Required work:
Copy out the data exactly, leaving the pictures behind.
· · · · · · ·
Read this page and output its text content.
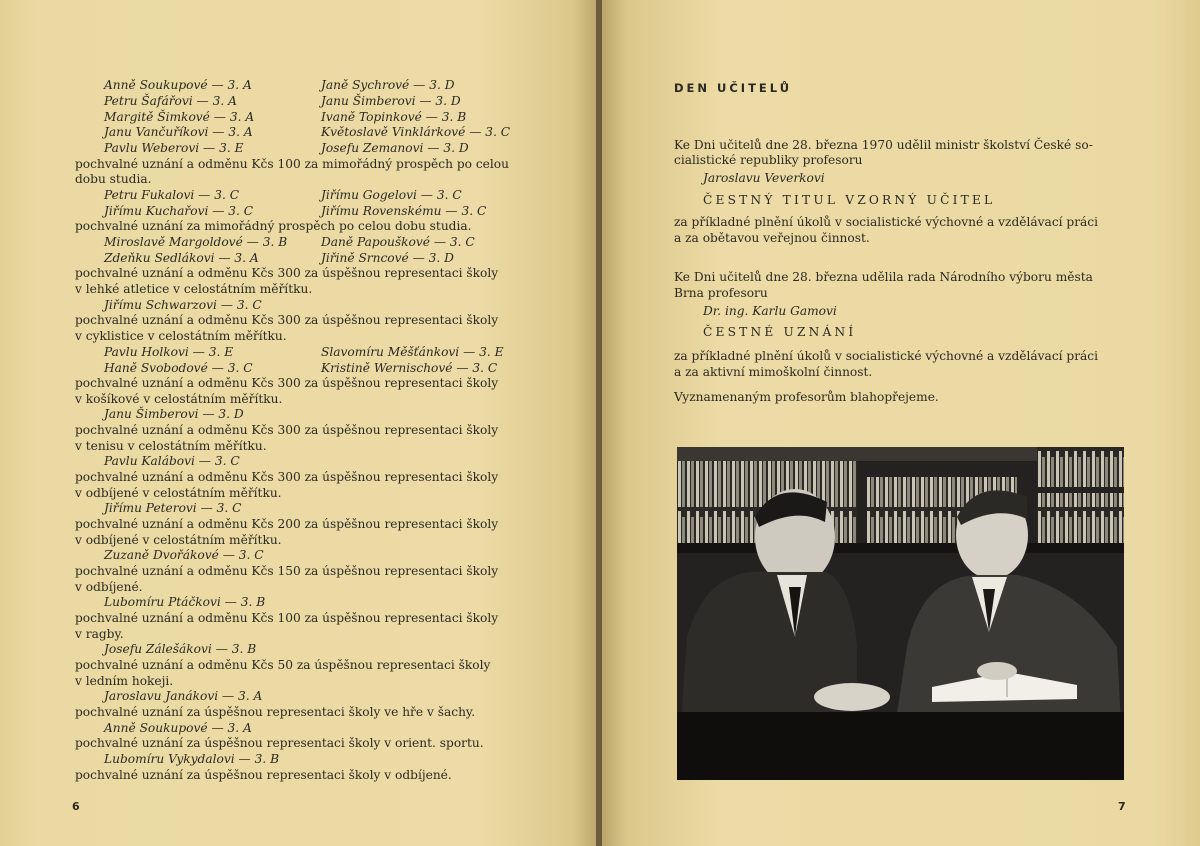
Anně Soukupové — 3. A	Janě Sychrové — 3. D
Petru Šafářovi — 3. A	Janu Šimberovi — 3. D
Margitě Šimkové — 3. A	Ivaně Topinkové — 3. B
Janu Vančuříkovi — 3. A	Květoslavě Vinklárkové — 3. C
Pavlu Weberovi — 3. E	Josefu Zemanovi — 3. D
pochvalné uznání a odměnu Kčs 100 za mimořádný prospěch po celou
dobu studia.
Petru Fukalovi — 3. C	Jiřímu Gogelovi — 3. C
Jiřímu Kuchařovi — 3. C	Jiřímu Rovenskému — 3. C
pochvalné uznání za mimořádný prospěch po celou dobu studia.
Miroslavě Margoldové — 3. B	Daně Papouškové — 3. C
Zdeňku Sedlákovi — 3. A	Jiřině Srncové — 3. D
pochvalné uznání a odměnu Kčs 300 za úspěšnou representaci školy
v lehké atletice v celostátním měřítku.
Jiřímu Schwarzovi — 3. C
pochvalné uznání a odměnu Kčs 300 za úspěšnou representaci školy
v cyklistice v celostátním měřítku.
Pavlu Holkovi — 3. E	Slavomíru Měšťánkovi — 3. E
Haně Svobodové — 3. C	Kristině Wernischové — 3. C
pochvalné uznání a odměnu Kčs 300 za úspěšnou representaci školy
v košíkové v celostátním měřítku.
Janu Šimberovi — 3. D
pochvalné uznání a odměnu Kčs 300 za úspěšnou representaci školy
v tenisu v celostátním měřítku.
Pavlu Kalábovi — 3. C
pochvalné uznání a odměnu Kčs 300 za úspěšnou representaci školy
v odbíjené v celostátním měřítku.
Jiřímu Peterovi — 3. C
pochvalné uznání a odměnu Kčs 200 za úspěšnou representaci školy
v odbíjené v celostátním měřítku.
Zuzaně Dvořákové — 3. C
pochvalné uznání a odměnu Kčs 150 za úspěšnou representaci školy
v odbíjené.
Lubomíru Ptáčkovi — 3. B
pochvalné uznání a odměnu Kčs 100 za úspěšnou representaci školy
v ragby.
Josefu Zálešákovi — 3. B
pochvalné uznání a odměnu Kčs 50 za úspěšnou representaci školy
v ledním hokeji.
Jaroslavu Janákovi — 3. A
pochvalné uznání za úspěšnou representaci školy ve hře v šachy.
Anně Soukupové — 3. A
pochvalné uznání za úspěšnou representaci školy v orient. sportu.
Lubomíru Vykydalovi — 3. B
pochvalné uznání za úspěšnou representaci školy v odbíjené.
6
DEN UČITELŮ
Ke Dni učitelů dne 28. března 1970 udělil ministr školství České so-
cialistické republiky profesoru
Jaroslavu Veverkovi
ČESTNÝ TITUL VZORNÝ UČITEL
za příkladné plnění úkolů v socialistické výchovné a vzdělávací práci
a za obětavou veřejnou činnost.
Ke Dni učitelů dne 28. března udělila rada Národního výboru města
Brna profesoru
Dr. ing. Karlu Gamovi
ČESTNÉ UZNÁNÍ
za příkladné plnění úkolů v socialistické výchovné a vzdělávací práci
a za aktivní mimoškolní činnost.
Vyznamenaným profesorům blahopřejeme.
7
· · · · · · ·
Solution to the problem:
Read this page and output its text content.
Anně Soukupové — 3. A	Janě Sychrové — 3. D
Petru Šafářovi — 3. A	Janu Šimberovi — 3. D
Margitě Šimkové — 3. A	Ivaně Topinkové — 3. B
Janu Vančuříkovi — 3. A	Květoslavě Vinklárkové — 3. C
Pavlu Weberovi — 3. E	Josefu Zemanovi — 3. D
pochvalné uznání a odměnu Kčs 100 za mimořádný prospěch po celou
dobu studia.
Petru Fukalovi — 3. C	Jiřímu Gogelovi — 3. C
Jiřímu Kuchařovi — 3. C	Jiřímu Rovenskému — 3. C
pochvalné uznání za mimořádný prospěch po celou dobu studia.
Miroslavě Margoldové — 3. B	Daně Papouškové — 3. C
Zdeňku Sedlákovi — 3. A	Jiřině Srncové — 3. D
pochvalné uznání a odměnu Kčs 300 za úspěšnou representaci školy
v lehké atletice v celostátním měřítku.
Jiřímu Schwarzovi — 3. C
pochvalné uznání a odměnu Kčs 300 za úspěšnou representaci školy
v cyklistice v celostátním měřítku.
Pavlu Holkovi — 3. E	Slavomíru Měšťánkovi — 3. E
Haně Svobodové — 3. C	Kristině Wernischové — 3. C
pochvalné uznání a odměnu Kčs 300 za úspěšnou representaci školy
v košíkové v celostátním měřítku.
Janu Šimberovi — 3. D
pochvalné uznání a odměnu Kčs 300 za úspěšnou representaci školy
v tenisu v celostátním měřítku.
Pavlu Kalábovi — 3. C
pochvalné uznání a odměnu Kčs 300 za úspěšnou representaci školy
v odbíjené v celostátním měřítku.
Jiřímu Peterovi — 3. C
pochvalné uznání a odměnu Kčs 200 za úspěšnou representaci školy
v odbíjené v celostátním měřítku.
Zuzaně Dvořákové — 3. C
pochvalné uznání a odměnu Kčs 150 za úspěšnou representaci školy
v odbíjené.
Lubomíru Ptáčkovi — 3. B
pochvalné uznání a odměnu Kčs 100 za úspěšnou representaci školy
v ragby.
Josefu Zálešákovi — 3. B
pochvalné uznání a odměnu Kčs 50 za úspěšnou representaci školy
v ledním hokeji.
Jaroslavu Janákovi — 3. A
pochvalné uznání za úspěšnou representaci školy ve hře v šachy.
Anně Soukupové — 3. A
pochvalné uznání za úspěšnou representaci školy v orient. sportu.
Lubomíru Vykydalovi — 3. B
pochvalné uznání za úspěšnou representaci školy v odbíjené.
6
DEN UČITELŮ
Ke Dni učitelů dne 28. března 1970 udělil ministr školství České so-
cialistické republiky profesoru
Jaroslavu Veverkovi
ČESTNÝ TITUL VZORNÝ UČITEL
za příkladné plnění úkolů v socialistické výchovné a vzdělávací práci
a za obětavou veřejnou činnost.
Ke Dni učitelů dne 28. března udělila rada Národního výboru města
Brna profesoru
Dr. ing. Karlu Gamovi
ČESTNÉ UZNÁNÍ
za příkladné plnění úkolů v socialistické výchovné a vzdělávací práci
a za aktivní mimoškolní činnost.
Vyznamenaným profesorům blahopřejeme.
7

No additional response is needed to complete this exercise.